Extract each line where the string "item" shows up.

— START OF Listing —

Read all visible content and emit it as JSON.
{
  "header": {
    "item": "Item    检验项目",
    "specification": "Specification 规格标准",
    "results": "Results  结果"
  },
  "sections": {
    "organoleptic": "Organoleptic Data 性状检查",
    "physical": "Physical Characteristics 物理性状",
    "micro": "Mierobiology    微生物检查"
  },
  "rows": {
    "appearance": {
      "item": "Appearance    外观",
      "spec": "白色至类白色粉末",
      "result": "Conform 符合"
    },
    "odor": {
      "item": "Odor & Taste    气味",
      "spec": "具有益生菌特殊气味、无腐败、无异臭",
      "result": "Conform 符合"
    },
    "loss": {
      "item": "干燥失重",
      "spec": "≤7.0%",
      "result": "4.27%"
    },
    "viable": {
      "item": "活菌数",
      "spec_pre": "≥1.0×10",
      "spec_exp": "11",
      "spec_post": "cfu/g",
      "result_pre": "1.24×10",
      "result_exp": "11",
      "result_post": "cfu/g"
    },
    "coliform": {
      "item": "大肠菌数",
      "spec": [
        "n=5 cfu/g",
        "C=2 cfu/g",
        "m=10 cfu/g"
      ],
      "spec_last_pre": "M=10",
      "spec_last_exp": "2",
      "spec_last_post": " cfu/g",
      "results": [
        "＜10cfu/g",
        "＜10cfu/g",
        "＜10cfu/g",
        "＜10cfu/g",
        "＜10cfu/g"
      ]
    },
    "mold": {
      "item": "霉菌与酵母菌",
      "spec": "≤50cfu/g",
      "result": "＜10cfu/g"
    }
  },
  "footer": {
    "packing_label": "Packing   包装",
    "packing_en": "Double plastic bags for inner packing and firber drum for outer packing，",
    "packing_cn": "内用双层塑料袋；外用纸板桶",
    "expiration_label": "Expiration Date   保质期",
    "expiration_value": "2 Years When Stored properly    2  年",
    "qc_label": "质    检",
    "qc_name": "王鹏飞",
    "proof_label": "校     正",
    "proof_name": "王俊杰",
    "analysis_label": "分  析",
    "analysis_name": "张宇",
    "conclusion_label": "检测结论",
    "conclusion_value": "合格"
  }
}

— END OF Listing —

The reply:
    "item": "Item    检验项目",
      "item": "Appearance    外观",
      "item": "Odor & Taste    气味",
      "item": "干燥失重",
      "item": "活菌数",
      "item": "大肠菌数",
      "item": "霉菌与酵母菌",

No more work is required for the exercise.